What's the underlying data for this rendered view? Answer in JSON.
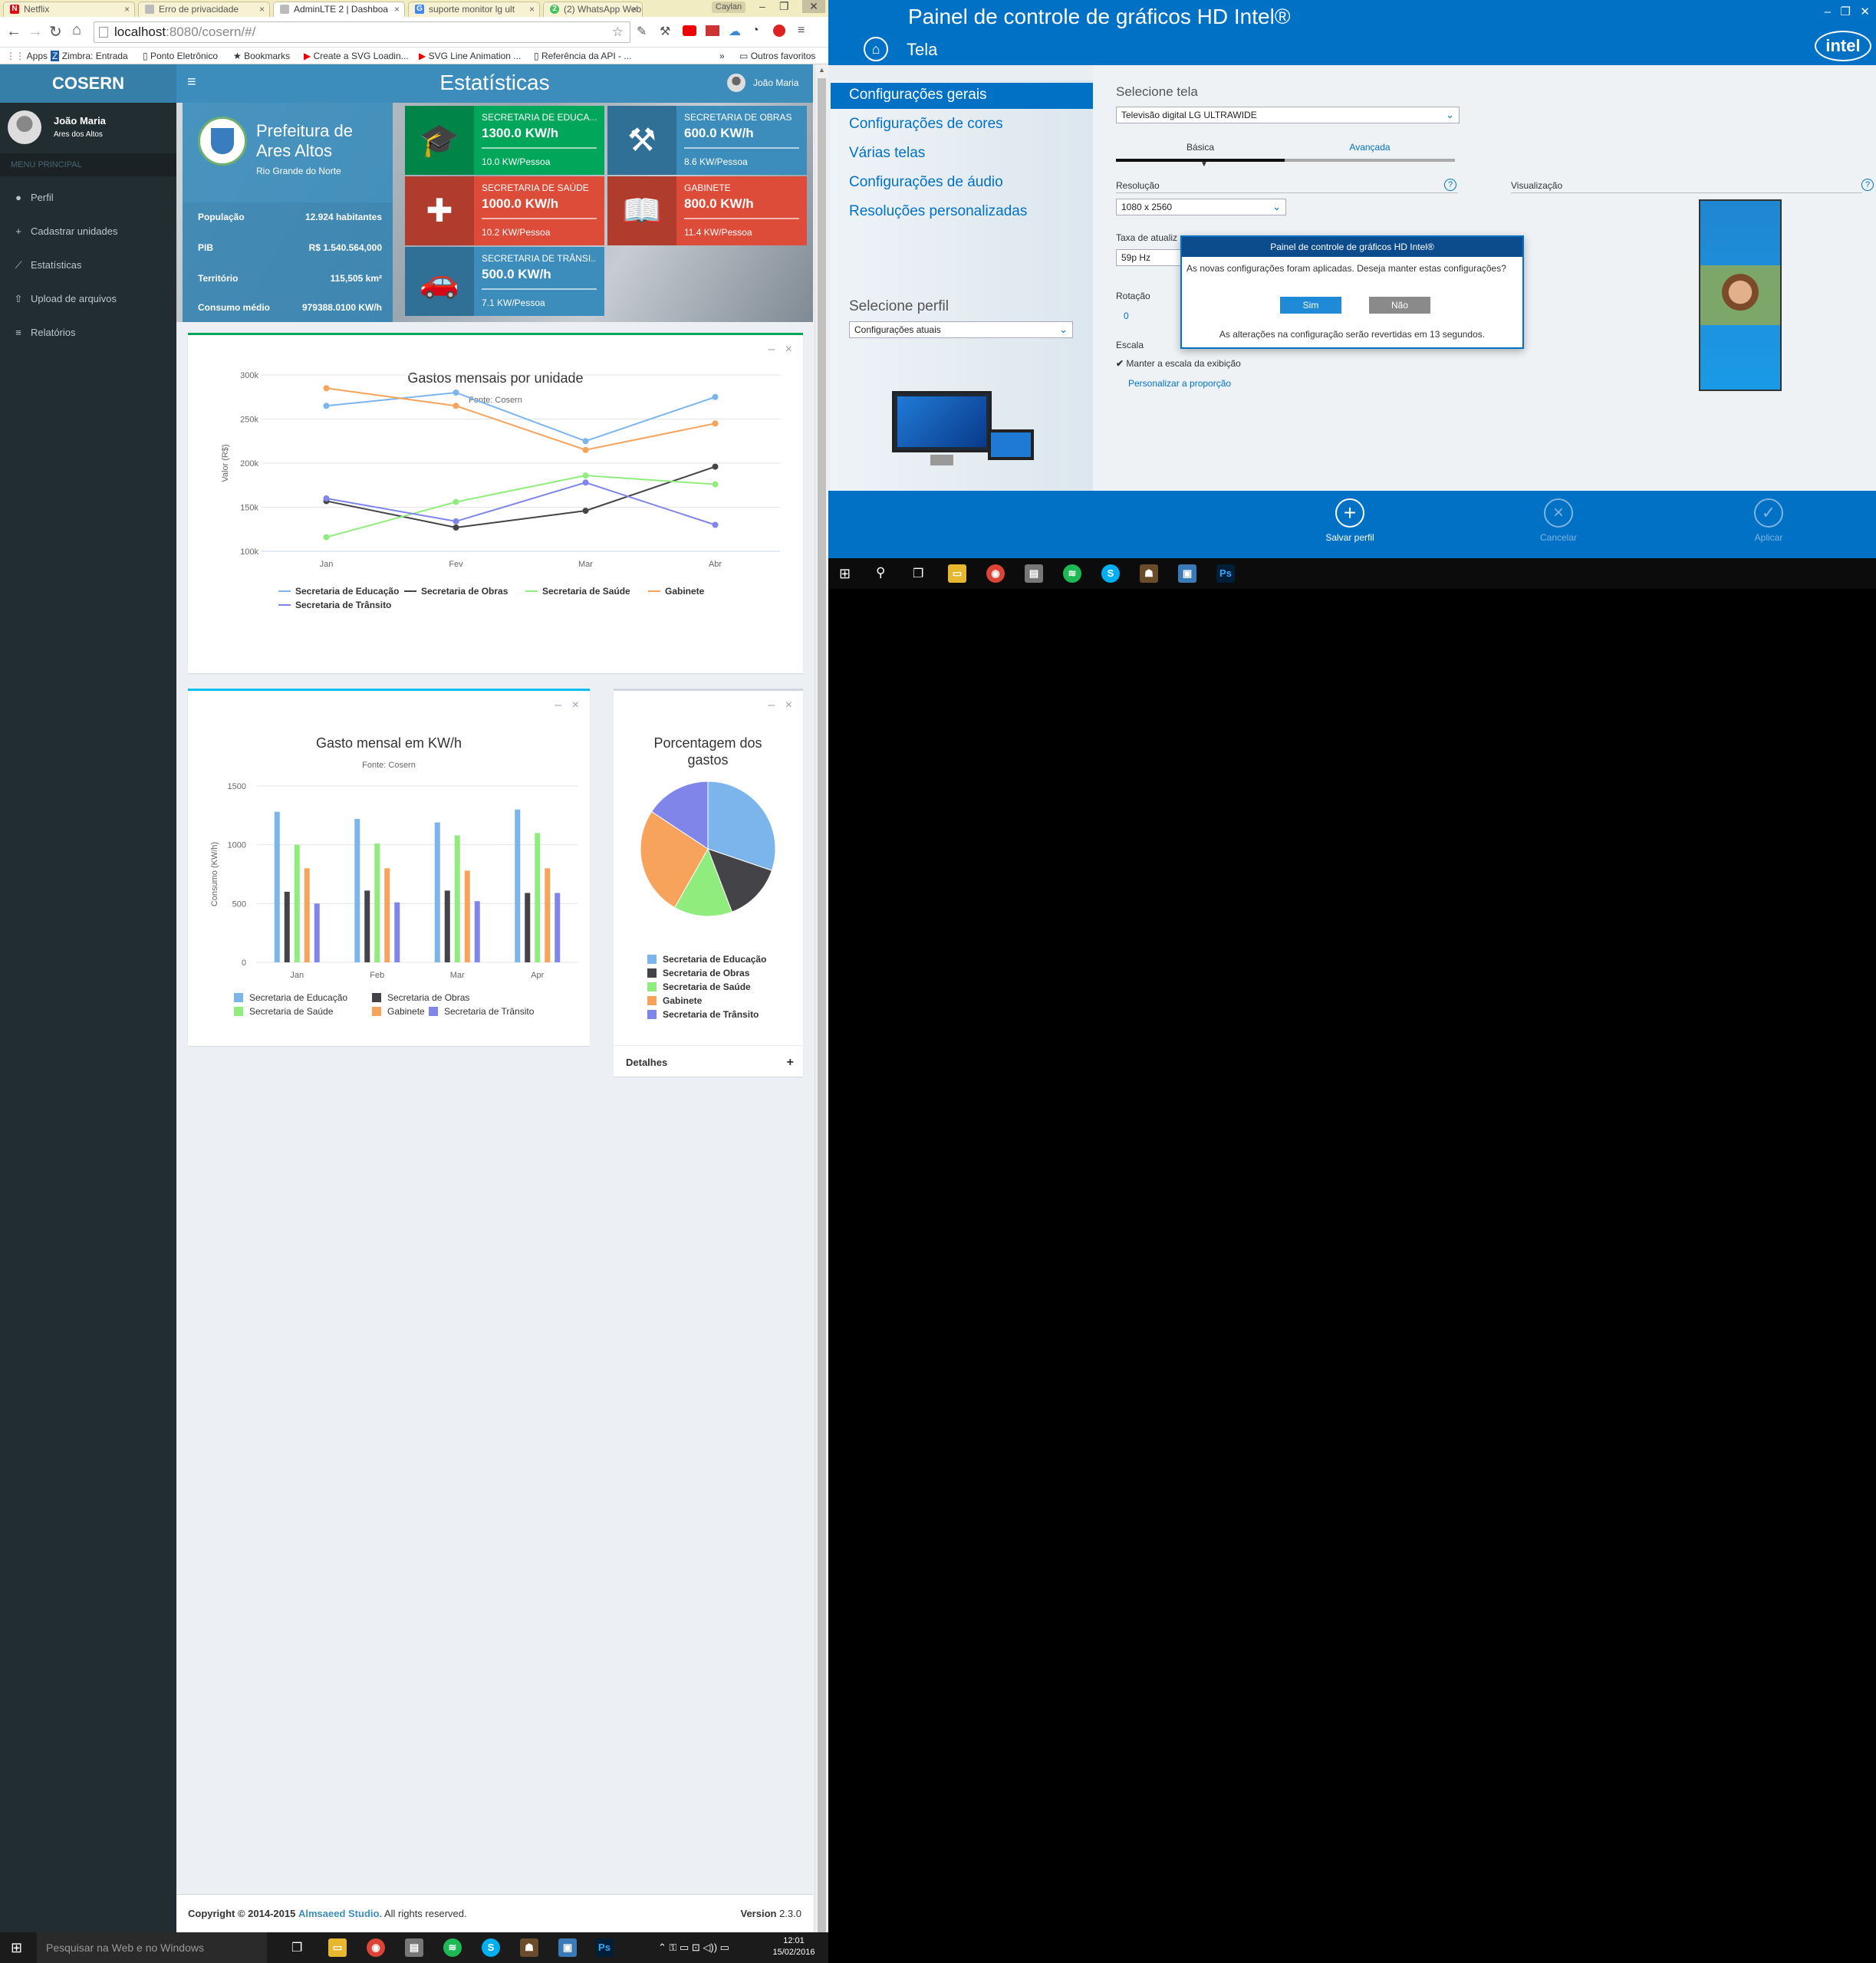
{
  "browser": {
    "tabs": [
      {
        "label": "Netflix",
        "icon": "netflix-icon",
        "color": "#e50914"
      },
      {
        "label": "Erro de privacidade",
        "icon": "page-icon",
        "color": "#999999"
      },
      {
        "label": "AdminLTE 2 | Dashboa",
        "icon": "page-icon",
        "color": "#999999"
      },
      {
        "label": "suporte monitor lg ult",
        "icon": "google-icon",
        "color": "#4285f4"
      },
      {
        "label": "(2) WhatsApp Web",
        "icon": "whatsapp-icon",
        "color": "#43c55a"
      }
    ],
    "profile": "Caylan",
    "url_host": "localhost",
    "url_rest": ":8080/cosern/#/",
    "bookmarks": [
      "Apps",
      "Zimbra: Entrada",
      "Ponto Eletrônico",
      "Bookmarks",
      "Create a SVG Loadin...",
      "SVG Line Animation ...",
      "Referência da API - ..."
    ],
    "other_bookmarks": "Outros favoritos"
  },
  "app": {
    "logo": "COSERN",
    "page_title": "Estatísticas",
    "user_name": "João Maria",
    "user_sub": "Ares dos Altos",
    "menu_header": "MENU PRINCIPAL",
    "menu": [
      {
        "label": "Perfil",
        "icon": "user-icon"
      },
      {
        "label": "Cadastrar unidades",
        "icon": "plus-icon"
      },
      {
        "label": "Estatísticas",
        "icon": "line-chart-icon"
      },
      {
        "label": "Upload de arquivos",
        "icon": "upload-icon"
      },
      {
        "label": "Relatórios",
        "icon": "list-icon"
      }
    ]
  },
  "prefeitura": {
    "title_1": "Prefeitura de",
    "title_2": "Ares Altos",
    "state": "Rio Grande do Norte",
    "stats": [
      {
        "label": "População",
        "value": "12.924 habitantes"
      },
      {
        "label": "PIB",
        "value": "R$ 1.540.564,000"
      },
      {
        "label": "Território",
        "value": "115,505 km²"
      },
      {
        "label": "Consumo médio",
        "value": "979388.0100 KW/h"
      }
    ]
  },
  "infoboxes": [
    {
      "title": "SECRETARIA DE EDUCA...",
      "value": "1300.0 KW/h",
      "sub": "10.0 KW/Pessoa",
      "color": "#00a65a",
      "icon": "graduation-cap-icon"
    },
    {
      "title": "SECRETARIA DE OBRAS",
      "value": "600.0 KW/h",
      "sub": "8.6 KW/Pessoa",
      "color": "#3c8dbc",
      "icon": "worker-icon"
    },
    {
      "title": "SECRETARIA DE SAÚDE",
      "value": "1000.0 KW/h",
      "sub": "10.2 KW/Pessoa",
      "color": "#dd4b39",
      "icon": "medkit-icon"
    },
    {
      "title": "GABINETE",
      "value": "800.0 KW/h",
      "sub": "11.4 KW/Pessoa",
      "color": "#dd4b39",
      "icon": "book-icon"
    },
    {
      "title": "SECRETARIA DE TRÂNSI...",
      "value": "500.0 KW/h",
      "sub": "7.1 KW/Pessoa",
      "color": "#3c8dbc",
      "icon": "car-icon"
    }
  ],
  "chart_data": [
    {
      "type": "line",
      "title": "Gastos mensais por unidade",
      "subtitle": "Fonte: Cosern",
      "ylabel": "Valor (R$)",
      "categories": [
        "Jan",
        "Fev",
        "Mar",
        "Abr"
      ],
      "ylim": [
        100000,
        300000
      ],
      "yticks": [
        "100k",
        "150k",
        "200k",
        "250k",
        "300k"
      ],
      "series": [
        {
          "name": "Secretaria de Educação",
          "color": "#7cb5ec",
          "marker": "circle",
          "values": [
            265000,
            280000,
            225000,
            275000
          ]
        },
        {
          "name": "Secretaria de Obras",
          "color": "#434348",
          "marker": "diamond",
          "values": [
            157000,
            127000,
            146000,
            196000
          ]
        },
        {
          "name": "Secretaria de Saúde",
          "color": "#90ed7d",
          "marker": "square",
          "values": [
            116000,
            156000,
            186000,
            176000
          ]
        },
        {
          "name": "Gabinete",
          "color": "#f7a35c",
          "marker": "triangle",
          "values": [
            285000,
            265000,
            215000,
            245000
          ]
        },
        {
          "name": "Secretaria de Trânsito",
          "color": "#8085e9",
          "marker": "triangle-down",
          "values": [
            160000,
            134000,
            178000,
            130000
          ]
        }
      ]
    },
    {
      "type": "bar",
      "title": "Gasto mensal em KW/h",
      "subtitle": "Fonte: Cosern",
      "ylabel": "Consumo (KW/h)",
      "categories": [
        "Jan",
        "Feb",
        "Mar",
        "Apr"
      ],
      "ylim": [
        0,
        1500
      ],
      "yticks": [
        "0",
        "500",
        "1000",
        "1500"
      ],
      "series": [
        {
          "name": "Secretaria de Educação",
          "color": "#7cb5ec",
          "values": [
            1280,
            1220,
            1190,
            1300
          ]
        },
        {
          "name": "Secretaria de Obras",
          "color": "#434348",
          "values": [
            600,
            610,
            610,
            590
          ]
        },
        {
          "name": "Secretaria de Saúde",
          "color": "#90ed7d",
          "values": [
            1000,
            1010,
            1080,
            1100
          ]
        },
        {
          "name": "Gabinete",
          "color": "#f7a35c",
          "values": [
            800,
            800,
            780,
            800
          ]
        },
        {
          "name": "Secretaria de Trânsito",
          "color": "#8085e9",
          "values": [
            500,
            510,
            520,
            590
          ]
        }
      ]
    },
    {
      "type": "pie",
      "title_1": "Porcentagem dos",
      "title_2": "gastos",
      "series": [
        {
          "name": "Secretaria de Educação",
          "color": "#7cb5ec",
          "value": 30.2
        },
        {
          "name": "Secretaria de Obras",
          "color": "#434348",
          "value": 14.0
        },
        {
          "name": "Secretaria de Saúde",
          "color": "#90ed7d",
          "value": 14.0
        },
        {
          "name": "Gabinete",
          "color": "#f7a35c",
          "value": 26.1
        },
        {
          "name": "Secretaria de Trânsito",
          "color": "#8085e9",
          "value": 15.7
        }
      ]
    }
  ],
  "pie_box": {
    "footer": "Detalhes"
  },
  "footer": {
    "copyright": "Copyright © 2014-2015",
    "company": "Almsaeed Studio.",
    "rights": " All rights reserved.",
    "version_label": "Version",
    "version": "2.3.0"
  },
  "taskbar_left": {
    "search": "Pesquisar na Web e no Windows",
    "time": "12:01",
    "date": "15/02/2016"
  },
  "intel": {
    "title": "Painel de controle de gráficos HD Intel®",
    "section": "Tela",
    "brand": "intel",
    "nav": [
      "Configurações gerais",
      "Configurações de cores",
      "Várias telas",
      "Configurações de áudio",
      "Resoluções personalizadas"
    ],
    "profile_label": "Selecione perfil",
    "profile_value": "Configurações atuais",
    "select_screen_label": "Selecione tela",
    "select_screen_value": "Televisão digital LG ULTRAWIDE",
    "tab_basic": "Básica",
    "tab_advanced": "Avançada",
    "resolution_label": "Resolução",
    "resolution_value": "1080 x 2560",
    "refresh_label": "Taxa de atualiz",
    "refresh_value": "59p Hz",
    "rotation_label": "Rotação",
    "rotation_value": "0",
    "scale_label": "Escala",
    "keep_scale": "Manter a escala da exibição",
    "custom_aspect": "Personalizar a proporção",
    "preview_label": "Visualização",
    "dialog": {
      "title": "Painel de controle de gráficos HD Intel®",
      "message": "As novas configurações foram aplicadas. Deseja manter estas configurações?",
      "yes": "Sim",
      "no": "Não",
      "countdown": "As alterações na configuração serão revertidas em 13 segundos."
    },
    "footer_buttons": [
      "Salvar perfil",
      "Cancelar",
      "Aplicar"
    ]
  }
}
==============================
Leave the pictures out, and transcribe each of the records exactly.

What's the underlying data for this rendered view? Answer in JSON.
{
  "browser": {
    "tabs": [
      {
        "label": "Netflix",
        "icon": "netflix-icon",
        "color": "#e50914"
      },
      {
        "label": "Erro de privacidade",
        "icon": "page-icon",
        "color": "#999999"
      },
      {
        "label": "AdminLTE 2 | Dashboa",
        "icon": "page-icon",
        "color": "#999999"
      },
      {
        "label": "suporte monitor lg ult",
        "icon": "google-icon",
        "color": "#4285f4"
      },
      {
        "label": "(2) WhatsApp Web",
        "icon": "whatsapp-icon",
        "color": "#43c55a"
      }
    ],
    "profile": "Caylan",
    "url_host": "localhost",
    "url_rest": ":8080/cosern/#/",
    "bookmarks": [
      "Apps",
      "Zimbra: Entrada",
      "Ponto Eletrônico",
      "Bookmarks",
      "Create a SVG Loadin...",
      "SVG Line Animation ...",
      "Referência da API - ..."
    ],
    "other_bookmarks": "Outros favoritos"
  },
  "app": {
    "logo": "COSERN",
    "page_title": "Estatísticas",
    "user_name": "João Maria",
    "user_sub": "Ares dos Altos",
    "menu_header": "MENU PRINCIPAL",
    "menu": [
      {
        "label": "Perfil",
        "icon": "user-icon"
      },
      {
        "label": "Cadastrar unidades",
        "icon": "plus-icon"
      },
      {
        "label": "Estatísticas",
        "icon": "line-chart-icon"
      },
      {
        "label": "Upload de arquivos",
        "icon": "upload-icon"
      },
      {
        "label": "Relatórios",
        "icon": "list-icon"
      }
    ]
  },
  "prefeitura": {
    "title_1": "Prefeitura de",
    "title_2": "Ares Altos",
    "state": "Rio Grande do Norte",
    "stats": [
      {
        "label": "População",
        "value": "12.924 habitantes"
      },
      {
        "label": "PIB",
        "value": "R$ 1.540.564,000"
      },
      {
        "label": "Território",
        "value": "115,505 km²"
      },
      {
        "label": "Consumo médio",
        "value": "979388.0100 KW/h"
      }
    ]
  },
  "infoboxes": [
    {
      "title": "SECRETARIA DE EDUCA...",
      "value": "1300.0 KW/h",
      "sub": "10.0 KW/Pessoa",
      "color": "#00a65a",
      "icon": "graduation-cap-icon"
    },
    {
      "title": "SECRETARIA DE OBRAS",
      "value": "600.0 KW/h",
      "sub": "8.6 KW/Pessoa",
      "color": "#3c8dbc",
      "icon": "worker-icon"
    },
    {
      "title": "SECRETARIA DE SAÚDE",
      "value": "1000.0 KW/h",
      "sub": "10.2 KW/Pessoa",
      "color": "#dd4b39",
      "icon": "medkit-icon"
    },
    {
      "title": "GABINETE",
      "value": "800.0 KW/h",
      "sub": "11.4 KW/Pessoa",
      "color": "#dd4b39",
      "icon": "book-icon"
    },
    {
      "title": "SECRETARIA DE TRÂNSI...",
      "value": "500.0 KW/h",
      "sub": "7.1 KW/Pessoa",
      "color": "#3c8dbc",
      "icon": "car-icon"
    }
  ],
  "chart_data": [
    {
      "type": "line",
      "title": "Gastos mensais por unidade",
      "subtitle": "Fonte: Cosern",
      "ylabel": "Valor (R$)",
      "categories": [
        "Jan",
        "Fev",
        "Mar",
        "Abr"
      ],
      "ylim": [
        100000,
        300000
      ],
      "yticks": [
        "100k",
        "150k",
        "200k",
        "250k",
        "300k"
      ],
      "series": [
        {
          "name": "Secretaria de Educação",
          "color": "#7cb5ec",
          "marker": "circle",
          "values": [
            265000,
            280000,
            225000,
            275000
          ]
        },
        {
          "name": "Secretaria de Obras",
          "color": "#434348",
          "marker": "diamond",
          "values": [
            157000,
            127000,
            146000,
            196000
          ]
        },
        {
          "name": "Secretaria de Saúde",
          "color": "#90ed7d",
          "marker": "square",
          "values": [
            116000,
            156000,
            186000,
            176000
          ]
        },
        {
          "name": "Gabinete",
          "color": "#f7a35c",
          "marker": "triangle",
          "values": [
            285000,
            265000,
            215000,
            245000
          ]
        },
        {
          "name": "Secretaria de Trânsito",
          "color": "#8085e9",
          "marker": "triangle-down",
          "values": [
            160000,
            134000,
            178000,
            130000
          ]
        }
      ]
    },
    {
      "type": "bar",
      "title": "Gasto mensal em KW/h",
      "subtitle": "Fonte: Cosern",
      "ylabel": "Consumo (KW/h)",
      "categories": [
        "Jan",
        "Feb",
        "Mar",
        "Apr"
      ],
      "ylim": [
        0,
        1500
      ],
      "yticks": [
        "0",
        "500",
        "1000",
        "1500"
      ],
      "series": [
        {
          "name": "Secretaria de Educação",
          "color": "#7cb5ec",
          "values": [
            1280,
            1220,
            1190,
            1300
          ]
        },
        {
          "name": "Secretaria de Obras",
          "color": "#434348",
          "values": [
            600,
            610,
            610,
            590
          ]
        },
        {
          "name": "Secretaria de Saúde",
          "color": "#90ed7d",
          "values": [
            1000,
            1010,
            1080,
            1100
          ]
        },
        {
          "name": "Gabinete",
          "color": "#f7a35c",
          "values": [
            800,
            800,
            780,
            800
          ]
        },
        {
          "name": "Secretaria de Trânsito",
          "color": "#8085e9",
          "values": [
            500,
            510,
            520,
            590
          ]
        }
      ]
    },
    {
      "type": "pie",
      "title_1": "Porcentagem dos",
      "title_2": "gastos",
      "series": [
        {
          "name": "Secretaria de Educação",
          "color": "#7cb5ec",
          "value": 30.2
        },
        {
          "name": "Secretaria de Obras",
          "color": "#434348",
          "value": 14.0
        },
        {
          "name": "Secretaria de Saúde",
          "color": "#90ed7d",
          "value": 14.0
        },
        {
          "name": "Gabinete",
          "color": "#f7a35c",
          "value": 26.1
        },
        {
          "name": "Secretaria de Trânsito",
          "color": "#8085e9",
          "value": 15.7
        }
      ]
    }
  ],
  "pie_box": {
    "footer": "Detalhes"
  },
  "footer": {
    "copyright": "Copyright © 2014-2015",
    "company": "Almsaeed Studio.",
    "rights": " All rights reserved.",
    "version_label": "Version",
    "version": "2.3.0"
  },
  "taskbar_left": {
    "search": "Pesquisar na Web e no Windows",
    "time": "12:01",
    "date": "15/02/2016"
  },
  "intel": {
    "title": "Painel de controle de gráficos HD Intel®",
    "section": "Tela",
    "brand": "intel",
    "nav": [
      "Configurações gerais",
      "Configurações de cores",
      "Várias telas",
      "Configurações de áudio",
      "Resoluções personalizadas"
    ],
    "profile_label": "Selecione perfil",
    "profile_value": "Configurações atuais",
    "select_screen_label": "Selecione tela",
    "select_screen_value": "Televisão digital LG ULTRAWIDE",
    "tab_basic": "Básica",
    "tab_advanced": "Avançada",
    "resolution_label": "Resolução",
    "resolution_value": "1080 x 2560",
    "refresh_label": "Taxa de atualiz",
    "refresh_value": "59p Hz",
    "rotation_label": "Rotação",
    "rotation_value": "0",
    "scale_label": "Escala",
    "keep_scale": "Manter a escala da exibição",
    "custom_aspect": "Personalizar a proporção",
    "preview_label": "Visualização",
    "dialog": {
      "title": "Painel de controle de gráficos HD Intel®",
      "message": "As novas configurações foram aplicadas. Deseja manter estas configurações?",
      "yes": "Sim",
      "no": "Não",
      "countdown": "As alterações na configuração serão revertidas em 13 segundos."
    },
    "footer_buttons": [
      "Salvar perfil",
      "Cancelar",
      "Aplicar"
    ]
  }
}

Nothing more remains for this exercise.